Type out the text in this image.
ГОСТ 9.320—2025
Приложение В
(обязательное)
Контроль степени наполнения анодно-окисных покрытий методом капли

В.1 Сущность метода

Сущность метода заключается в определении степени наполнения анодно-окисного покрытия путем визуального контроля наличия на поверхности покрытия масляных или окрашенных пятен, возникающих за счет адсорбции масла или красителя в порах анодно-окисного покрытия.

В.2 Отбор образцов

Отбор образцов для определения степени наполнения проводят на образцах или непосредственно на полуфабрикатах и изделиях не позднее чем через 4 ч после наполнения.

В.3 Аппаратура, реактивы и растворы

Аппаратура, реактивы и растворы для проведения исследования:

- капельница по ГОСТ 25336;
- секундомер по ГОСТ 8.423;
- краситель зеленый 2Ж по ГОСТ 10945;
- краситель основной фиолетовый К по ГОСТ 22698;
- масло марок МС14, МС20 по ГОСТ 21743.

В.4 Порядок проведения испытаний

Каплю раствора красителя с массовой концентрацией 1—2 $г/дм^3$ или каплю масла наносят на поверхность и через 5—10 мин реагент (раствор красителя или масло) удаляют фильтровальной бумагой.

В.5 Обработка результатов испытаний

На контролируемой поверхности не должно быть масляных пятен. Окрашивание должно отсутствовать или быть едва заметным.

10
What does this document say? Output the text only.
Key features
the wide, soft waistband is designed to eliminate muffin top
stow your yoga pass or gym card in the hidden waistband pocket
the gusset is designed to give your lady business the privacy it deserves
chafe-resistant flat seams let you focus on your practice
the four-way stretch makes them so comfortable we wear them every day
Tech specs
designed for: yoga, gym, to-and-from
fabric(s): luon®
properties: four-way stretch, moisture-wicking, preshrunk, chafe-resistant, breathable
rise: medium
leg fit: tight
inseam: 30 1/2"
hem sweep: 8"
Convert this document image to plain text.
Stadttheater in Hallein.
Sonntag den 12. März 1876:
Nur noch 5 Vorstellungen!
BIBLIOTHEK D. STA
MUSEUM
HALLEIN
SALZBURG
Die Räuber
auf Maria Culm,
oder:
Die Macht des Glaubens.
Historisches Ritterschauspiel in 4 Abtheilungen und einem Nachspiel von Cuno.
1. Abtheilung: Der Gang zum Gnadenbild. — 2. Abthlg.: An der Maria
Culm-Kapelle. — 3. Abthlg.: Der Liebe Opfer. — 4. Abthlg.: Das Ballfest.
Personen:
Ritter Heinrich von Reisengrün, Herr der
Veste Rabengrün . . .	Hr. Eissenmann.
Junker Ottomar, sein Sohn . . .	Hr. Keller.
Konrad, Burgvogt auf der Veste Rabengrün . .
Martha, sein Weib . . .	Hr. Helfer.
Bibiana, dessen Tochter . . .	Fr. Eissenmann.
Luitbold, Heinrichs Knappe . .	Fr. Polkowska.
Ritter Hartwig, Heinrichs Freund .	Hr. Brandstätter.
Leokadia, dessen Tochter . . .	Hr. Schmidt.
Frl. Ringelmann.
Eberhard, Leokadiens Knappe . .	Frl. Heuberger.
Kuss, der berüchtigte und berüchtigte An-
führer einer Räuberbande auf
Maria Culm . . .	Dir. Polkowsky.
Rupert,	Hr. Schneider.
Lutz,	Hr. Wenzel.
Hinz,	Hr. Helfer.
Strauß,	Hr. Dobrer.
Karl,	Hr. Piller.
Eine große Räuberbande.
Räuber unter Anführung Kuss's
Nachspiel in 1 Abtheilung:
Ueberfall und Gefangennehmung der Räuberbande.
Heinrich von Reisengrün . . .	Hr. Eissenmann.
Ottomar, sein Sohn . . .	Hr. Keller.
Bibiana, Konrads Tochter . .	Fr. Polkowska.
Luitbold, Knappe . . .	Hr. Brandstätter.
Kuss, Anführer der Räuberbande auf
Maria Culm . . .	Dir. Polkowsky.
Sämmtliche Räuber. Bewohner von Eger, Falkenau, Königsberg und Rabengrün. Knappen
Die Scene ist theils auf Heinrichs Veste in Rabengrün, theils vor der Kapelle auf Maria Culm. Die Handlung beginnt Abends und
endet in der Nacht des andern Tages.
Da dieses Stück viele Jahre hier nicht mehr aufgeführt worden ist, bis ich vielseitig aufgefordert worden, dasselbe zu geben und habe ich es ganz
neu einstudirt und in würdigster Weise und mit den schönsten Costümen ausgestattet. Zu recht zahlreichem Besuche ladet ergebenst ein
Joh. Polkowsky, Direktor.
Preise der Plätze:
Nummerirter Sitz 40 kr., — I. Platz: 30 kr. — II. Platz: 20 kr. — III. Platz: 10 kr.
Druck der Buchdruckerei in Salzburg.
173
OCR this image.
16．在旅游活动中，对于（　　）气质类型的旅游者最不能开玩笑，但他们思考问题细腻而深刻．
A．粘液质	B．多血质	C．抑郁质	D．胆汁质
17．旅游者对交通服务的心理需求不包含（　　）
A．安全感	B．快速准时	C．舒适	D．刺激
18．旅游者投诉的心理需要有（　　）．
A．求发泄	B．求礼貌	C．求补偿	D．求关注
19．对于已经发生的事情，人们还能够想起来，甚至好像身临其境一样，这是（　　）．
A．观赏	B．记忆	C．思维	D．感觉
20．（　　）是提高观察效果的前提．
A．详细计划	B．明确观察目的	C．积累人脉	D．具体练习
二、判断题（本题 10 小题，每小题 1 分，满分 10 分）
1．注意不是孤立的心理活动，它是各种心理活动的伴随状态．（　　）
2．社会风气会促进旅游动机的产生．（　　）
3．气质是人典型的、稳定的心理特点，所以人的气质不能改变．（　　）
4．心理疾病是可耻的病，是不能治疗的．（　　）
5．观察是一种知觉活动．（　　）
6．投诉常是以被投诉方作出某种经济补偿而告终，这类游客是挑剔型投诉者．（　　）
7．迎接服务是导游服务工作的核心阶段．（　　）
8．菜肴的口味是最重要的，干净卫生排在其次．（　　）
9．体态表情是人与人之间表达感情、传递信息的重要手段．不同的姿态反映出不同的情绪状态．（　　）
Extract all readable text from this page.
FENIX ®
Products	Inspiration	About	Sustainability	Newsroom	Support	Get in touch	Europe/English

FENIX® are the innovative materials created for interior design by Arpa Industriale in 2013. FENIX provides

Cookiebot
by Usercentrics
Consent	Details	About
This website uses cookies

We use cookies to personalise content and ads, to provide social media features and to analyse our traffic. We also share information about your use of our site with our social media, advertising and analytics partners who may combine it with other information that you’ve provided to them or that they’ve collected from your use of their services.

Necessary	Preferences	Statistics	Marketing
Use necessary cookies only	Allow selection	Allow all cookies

- - -

Starting at the line that contains "Extract all readable text from this page.", write out every line to the end of the entries, exactly as given.

Extract all readable text from this page.
FENIX ®
Products	Inspiration	About	Sustainability	Newsroom	Support	Get in touch	Europe/English

FENIX® are the innovative materials created for interior design by Arpa Industriale in 2013. FENIX provides

Cookiebot
by Usercentrics
Consent	Details	About
This website uses cookies

We use cookies to personalise content and ads, to provide social media features and to analyse our traffic. We also share information about your use of our site with our social media, advertising and analytics partners who may combine it with other information that you’ve provided to them or that they’ve collected from your use of their services.

Necessary	Preferences	Statistics	Marketing
Use necessary cookies only	Allow selection	Allow all cookies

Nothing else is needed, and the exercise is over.